■ EXERCISE TASK: Reproduce the listing below in full and without alteration, apart from its pictures.

■ MATERIAL FOR THIS TASK:
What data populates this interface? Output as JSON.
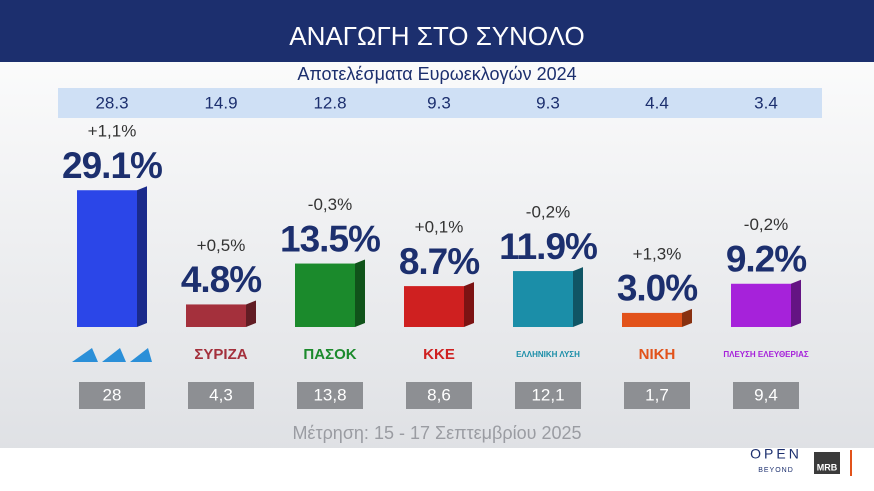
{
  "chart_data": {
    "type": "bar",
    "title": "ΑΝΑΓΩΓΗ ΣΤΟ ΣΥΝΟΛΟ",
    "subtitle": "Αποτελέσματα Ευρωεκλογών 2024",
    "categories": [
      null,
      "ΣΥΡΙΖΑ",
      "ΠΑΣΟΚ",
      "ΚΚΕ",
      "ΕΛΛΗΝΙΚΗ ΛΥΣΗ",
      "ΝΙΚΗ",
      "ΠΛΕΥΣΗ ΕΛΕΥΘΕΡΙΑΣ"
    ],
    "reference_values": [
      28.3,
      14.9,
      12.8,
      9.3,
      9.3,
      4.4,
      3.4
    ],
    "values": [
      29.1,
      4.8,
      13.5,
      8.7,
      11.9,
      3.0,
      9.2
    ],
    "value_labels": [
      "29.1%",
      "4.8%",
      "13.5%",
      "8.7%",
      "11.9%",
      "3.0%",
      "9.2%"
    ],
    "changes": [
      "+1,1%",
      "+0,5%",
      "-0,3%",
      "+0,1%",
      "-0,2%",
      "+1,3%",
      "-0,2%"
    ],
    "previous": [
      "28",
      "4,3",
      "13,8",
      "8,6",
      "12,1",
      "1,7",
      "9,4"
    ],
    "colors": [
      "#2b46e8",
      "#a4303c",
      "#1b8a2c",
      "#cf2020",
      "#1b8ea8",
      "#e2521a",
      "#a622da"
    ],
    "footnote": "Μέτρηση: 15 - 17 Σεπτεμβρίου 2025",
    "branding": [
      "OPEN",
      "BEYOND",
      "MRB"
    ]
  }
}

■ RESULT FOR THIS TASK:
What data populates this interface? Output as JSON.
{
  "chart_data": {
    "type": "bar",
    "title": "ΑΝΑΓΩΓΗ ΣΤΟ ΣΥΝΟΛΟ",
    "subtitle": "Αποτελέσματα Ευρωεκλογών 2024",
    "categories": [
      null,
      "ΣΥΡΙΖΑ",
      "ΠΑΣΟΚ",
      "ΚΚΕ",
      "ΕΛΛΗΝΙΚΗ ΛΥΣΗ",
      "ΝΙΚΗ",
      "ΠΛΕΥΣΗ ΕΛΕΥΘΕΡΙΑΣ"
    ],
    "reference_values": [
      28.3,
      14.9,
      12.8,
      9.3,
      9.3,
      4.4,
      3.4
    ],
    "values": [
      29.1,
      4.8,
      13.5,
      8.7,
      11.9,
      3.0,
      9.2
    ],
    "value_labels": [
      "29.1%",
      "4.8%",
      "13.5%",
      "8.7%",
      "11.9%",
      "3.0%",
      "9.2%"
    ],
    "changes": [
      "+1,1%",
      "+0,5%",
      "-0,3%",
      "+0,1%",
      "-0,2%",
      "+1,3%",
      "-0,2%"
    ],
    "previous": [
      "28",
      "4,3",
      "13,8",
      "8,6",
      "12,1",
      "1,7",
      "9,4"
    ],
    "colors": [
      "#2b46e8",
      "#a4303c",
      "#1b8a2c",
      "#cf2020",
      "#1b8ea8",
      "#e2521a",
      "#a622da"
    ],
    "footnote": "Μέτρηση: 15 - 17 Σεπτεμβρίου 2025",
    "branding": [
      "OPEN",
      "BEYOND",
      "MRB"
    ]
  }
}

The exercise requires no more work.